── PROVIDED RECORDS ──
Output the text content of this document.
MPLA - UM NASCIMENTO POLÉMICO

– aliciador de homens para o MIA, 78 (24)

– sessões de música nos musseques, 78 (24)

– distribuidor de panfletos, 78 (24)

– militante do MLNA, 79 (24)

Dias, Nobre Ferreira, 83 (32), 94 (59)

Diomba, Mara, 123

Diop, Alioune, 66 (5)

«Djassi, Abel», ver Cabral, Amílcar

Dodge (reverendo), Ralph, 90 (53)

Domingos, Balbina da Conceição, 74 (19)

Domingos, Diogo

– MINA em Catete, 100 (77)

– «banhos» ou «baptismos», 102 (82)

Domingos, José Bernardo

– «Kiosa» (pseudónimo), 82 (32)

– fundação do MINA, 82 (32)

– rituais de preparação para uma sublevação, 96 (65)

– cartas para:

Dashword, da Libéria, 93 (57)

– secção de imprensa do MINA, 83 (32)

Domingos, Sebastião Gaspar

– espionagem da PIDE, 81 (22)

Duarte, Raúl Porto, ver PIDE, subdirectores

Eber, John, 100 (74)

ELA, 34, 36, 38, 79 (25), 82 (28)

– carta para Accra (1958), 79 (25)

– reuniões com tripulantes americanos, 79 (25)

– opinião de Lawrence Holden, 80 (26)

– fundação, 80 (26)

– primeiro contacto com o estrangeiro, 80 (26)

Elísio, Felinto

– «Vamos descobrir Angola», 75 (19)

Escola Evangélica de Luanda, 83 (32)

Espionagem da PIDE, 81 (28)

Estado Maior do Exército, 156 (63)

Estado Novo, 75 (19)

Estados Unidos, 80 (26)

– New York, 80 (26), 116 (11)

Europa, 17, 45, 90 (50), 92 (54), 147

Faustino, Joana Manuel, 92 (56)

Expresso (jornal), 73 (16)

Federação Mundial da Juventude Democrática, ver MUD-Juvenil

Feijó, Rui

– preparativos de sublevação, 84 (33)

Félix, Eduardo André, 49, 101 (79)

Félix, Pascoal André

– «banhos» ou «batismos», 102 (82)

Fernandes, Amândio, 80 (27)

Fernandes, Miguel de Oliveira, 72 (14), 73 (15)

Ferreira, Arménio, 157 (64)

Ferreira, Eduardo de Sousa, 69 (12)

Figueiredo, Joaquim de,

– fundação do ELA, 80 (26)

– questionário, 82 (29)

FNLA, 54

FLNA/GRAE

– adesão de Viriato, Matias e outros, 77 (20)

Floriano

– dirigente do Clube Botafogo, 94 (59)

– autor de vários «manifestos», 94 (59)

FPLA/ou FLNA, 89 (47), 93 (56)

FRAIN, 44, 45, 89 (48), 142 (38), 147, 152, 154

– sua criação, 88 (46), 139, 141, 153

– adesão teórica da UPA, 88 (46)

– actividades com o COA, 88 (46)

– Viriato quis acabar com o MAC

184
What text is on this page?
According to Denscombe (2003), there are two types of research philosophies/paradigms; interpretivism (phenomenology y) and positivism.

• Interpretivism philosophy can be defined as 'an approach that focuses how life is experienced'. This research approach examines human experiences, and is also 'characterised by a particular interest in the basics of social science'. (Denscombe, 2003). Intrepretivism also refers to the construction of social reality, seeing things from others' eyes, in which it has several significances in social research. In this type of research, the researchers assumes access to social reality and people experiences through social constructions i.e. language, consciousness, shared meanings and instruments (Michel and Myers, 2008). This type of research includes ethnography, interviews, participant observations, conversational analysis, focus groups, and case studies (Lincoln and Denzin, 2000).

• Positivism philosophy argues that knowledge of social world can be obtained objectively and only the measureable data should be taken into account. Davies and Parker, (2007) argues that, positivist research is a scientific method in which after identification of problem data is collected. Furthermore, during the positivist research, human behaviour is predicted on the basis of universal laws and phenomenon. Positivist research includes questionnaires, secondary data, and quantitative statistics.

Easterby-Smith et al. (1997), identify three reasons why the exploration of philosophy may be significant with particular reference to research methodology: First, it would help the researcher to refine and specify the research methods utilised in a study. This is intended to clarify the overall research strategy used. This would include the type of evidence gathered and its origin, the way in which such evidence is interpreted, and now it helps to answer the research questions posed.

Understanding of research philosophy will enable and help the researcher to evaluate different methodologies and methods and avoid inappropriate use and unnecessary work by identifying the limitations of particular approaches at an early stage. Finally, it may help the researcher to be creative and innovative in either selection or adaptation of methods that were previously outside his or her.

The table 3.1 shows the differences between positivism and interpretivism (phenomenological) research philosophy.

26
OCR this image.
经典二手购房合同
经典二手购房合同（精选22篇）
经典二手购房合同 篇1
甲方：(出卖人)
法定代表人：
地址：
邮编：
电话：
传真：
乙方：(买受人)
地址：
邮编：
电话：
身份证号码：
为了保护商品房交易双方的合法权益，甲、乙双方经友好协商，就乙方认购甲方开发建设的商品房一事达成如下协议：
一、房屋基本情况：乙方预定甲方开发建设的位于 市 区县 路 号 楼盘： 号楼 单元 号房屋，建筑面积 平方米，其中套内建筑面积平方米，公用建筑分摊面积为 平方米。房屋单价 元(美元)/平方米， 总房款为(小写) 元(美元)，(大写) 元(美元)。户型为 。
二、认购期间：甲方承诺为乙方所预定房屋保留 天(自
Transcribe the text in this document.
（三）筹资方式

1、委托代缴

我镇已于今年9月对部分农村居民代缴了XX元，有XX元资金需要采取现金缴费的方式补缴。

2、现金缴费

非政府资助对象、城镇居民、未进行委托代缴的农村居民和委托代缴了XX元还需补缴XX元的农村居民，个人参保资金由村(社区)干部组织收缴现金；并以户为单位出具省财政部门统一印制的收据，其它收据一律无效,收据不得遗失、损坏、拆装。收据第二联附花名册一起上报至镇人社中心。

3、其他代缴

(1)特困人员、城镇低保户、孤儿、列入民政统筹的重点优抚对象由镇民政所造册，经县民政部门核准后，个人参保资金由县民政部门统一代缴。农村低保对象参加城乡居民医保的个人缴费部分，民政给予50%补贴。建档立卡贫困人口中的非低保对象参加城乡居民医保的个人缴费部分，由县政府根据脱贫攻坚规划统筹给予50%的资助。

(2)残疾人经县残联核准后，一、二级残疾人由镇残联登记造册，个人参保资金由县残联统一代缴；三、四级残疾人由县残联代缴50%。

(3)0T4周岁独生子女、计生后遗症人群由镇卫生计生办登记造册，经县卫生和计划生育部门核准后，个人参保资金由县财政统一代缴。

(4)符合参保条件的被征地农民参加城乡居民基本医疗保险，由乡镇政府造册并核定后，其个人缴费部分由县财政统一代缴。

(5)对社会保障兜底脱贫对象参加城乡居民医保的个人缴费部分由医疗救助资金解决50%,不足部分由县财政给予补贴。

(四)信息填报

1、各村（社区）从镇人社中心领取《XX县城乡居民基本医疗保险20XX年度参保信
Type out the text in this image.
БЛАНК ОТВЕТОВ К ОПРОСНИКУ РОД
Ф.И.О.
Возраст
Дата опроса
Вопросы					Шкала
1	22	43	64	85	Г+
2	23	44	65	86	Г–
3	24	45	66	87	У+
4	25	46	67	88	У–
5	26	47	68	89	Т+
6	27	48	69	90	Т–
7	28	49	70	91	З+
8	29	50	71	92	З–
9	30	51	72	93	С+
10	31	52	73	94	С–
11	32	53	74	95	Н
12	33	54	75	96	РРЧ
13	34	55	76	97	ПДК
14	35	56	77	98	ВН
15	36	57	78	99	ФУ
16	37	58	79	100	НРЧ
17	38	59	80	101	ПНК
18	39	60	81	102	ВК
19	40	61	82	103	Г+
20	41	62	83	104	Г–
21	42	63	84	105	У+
───
TASK: Copy out each line of the data where the string "Viriato" appears.

ANSWER TO THE TASK:
– adesão de Viriato, Matias e outros, 77 (20)
– Viriato quis acabar com o MAC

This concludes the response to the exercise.